▶ _Instructions for the task_
Give back the whole listing exactly as shown.

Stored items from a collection
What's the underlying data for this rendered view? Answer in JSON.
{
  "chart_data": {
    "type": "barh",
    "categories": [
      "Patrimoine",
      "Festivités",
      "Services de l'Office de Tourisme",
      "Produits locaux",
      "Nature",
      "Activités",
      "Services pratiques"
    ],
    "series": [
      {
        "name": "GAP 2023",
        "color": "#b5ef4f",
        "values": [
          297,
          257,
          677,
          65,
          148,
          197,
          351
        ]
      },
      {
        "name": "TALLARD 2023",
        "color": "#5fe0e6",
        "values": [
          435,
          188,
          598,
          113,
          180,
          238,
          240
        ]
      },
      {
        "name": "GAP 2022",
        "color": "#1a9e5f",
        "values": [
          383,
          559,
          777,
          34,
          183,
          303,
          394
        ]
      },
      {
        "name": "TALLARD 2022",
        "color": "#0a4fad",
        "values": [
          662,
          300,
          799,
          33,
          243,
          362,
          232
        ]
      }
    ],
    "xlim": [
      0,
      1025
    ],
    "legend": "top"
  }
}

▶ _Solution for this task_
What's the underlying data for this rendered view? Answer in JSON.
{
  "chart_data": {
    "type": "barh",
    "categories": [
      "Patrimoine",
      "Festivités",
      "Services de l'Office de Tourisme",
      "Produits locaux",
      "Nature",
      "Activités",
      "Services pratiques"
    ],
    "series": [
      {
        "name": "GAP 2023",
        "color": "#b5ef4f",
        "values": [
          297,
          257,
          677,
          65,
          148,
          197,
          351
        ]
      },
      {
        "name": "TALLARD 2023",
        "color": "#5fe0e6",
        "values": [
          435,
          188,
          598,
          113,
          180,
          238,
          240
        ]
      },
      {
        "name": "GAP 2022",
        "color": "#1a9e5f",
        "values": [
          383,
          559,
          777,
          34,
          183,
          303,
          394
        ]
      },
      {
        "name": "TALLARD 2022",
        "color": "#0a4fad",
        "values": [
          662,
          300,
          799,
          33,
          243,
          362,
          232
        ]
      }
    ],
    "xlim": [
      0,
      1025
    ],
    "legend": "top"
  }
}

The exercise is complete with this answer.